Your task is to write out the complete listing exactly as it is shown.

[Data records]

BEGIN

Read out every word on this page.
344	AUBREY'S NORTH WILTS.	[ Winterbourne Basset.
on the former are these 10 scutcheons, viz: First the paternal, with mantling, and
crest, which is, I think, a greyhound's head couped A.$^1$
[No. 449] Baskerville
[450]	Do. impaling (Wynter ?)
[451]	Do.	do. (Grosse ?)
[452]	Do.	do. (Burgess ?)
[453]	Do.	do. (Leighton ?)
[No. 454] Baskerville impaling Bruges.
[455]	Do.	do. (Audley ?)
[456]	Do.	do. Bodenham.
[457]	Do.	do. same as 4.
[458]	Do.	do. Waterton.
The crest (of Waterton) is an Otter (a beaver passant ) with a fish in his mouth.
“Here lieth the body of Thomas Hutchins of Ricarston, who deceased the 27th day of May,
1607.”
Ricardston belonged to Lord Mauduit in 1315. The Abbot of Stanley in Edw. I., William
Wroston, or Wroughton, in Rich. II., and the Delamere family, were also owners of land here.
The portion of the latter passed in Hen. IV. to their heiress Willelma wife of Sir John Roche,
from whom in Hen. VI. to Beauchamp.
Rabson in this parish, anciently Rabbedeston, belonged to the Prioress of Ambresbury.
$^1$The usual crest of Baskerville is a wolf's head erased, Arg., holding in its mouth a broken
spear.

END

> [COMPLETED EXERCISE]:
Read out every word on this page.
344	AUBREY'S NORTH WILTS.	[ Winterbourne Basset.
on the former are these 10 scutcheons, viz: First the paternal, with mantling, and
crest, which is, I think, a greyhound's head couped A.$^1$
[No. 449] Baskerville
[450]	Do. impaling (Wynter ?)
[451]	Do.	do. (Grosse ?)
[452]	Do.	do. (Burgess ?)
[453]	Do.	do. (Leighton ?)
[No. 454] Baskerville impaling Bruges.
[455]	Do.	do. (Audley ?)
[456]	Do.	do. Bodenham.
[457]	Do.	do. same as 4.
[458]	Do.	do. Waterton.
The crest (of Waterton) is an Otter (a beaver passant ) with a fish in his mouth.
“Here lieth the body of Thomas Hutchins of Ricarston, who deceased the 27th day of May,
1607.”
Ricardston belonged to Lord Mauduit in 1315. The Abbot of Stanley in Edw. I., William
Wroston, or Wroughton, in Rich. II., and the Delamere family, were also owners of land here.
The portion of the latter passed in Hen. IV. to their heiress Willelma wife of Sir John Roche,
from whom in Hen. VI. to Beauchamp.
Rabson in this parish, anciently Rabbedeston, belonged to the Prioress of Ambresbury.
$^1$The usual crest of Baskerville is a wolf's head erased, Arg., holding in its mouth a broken
spear.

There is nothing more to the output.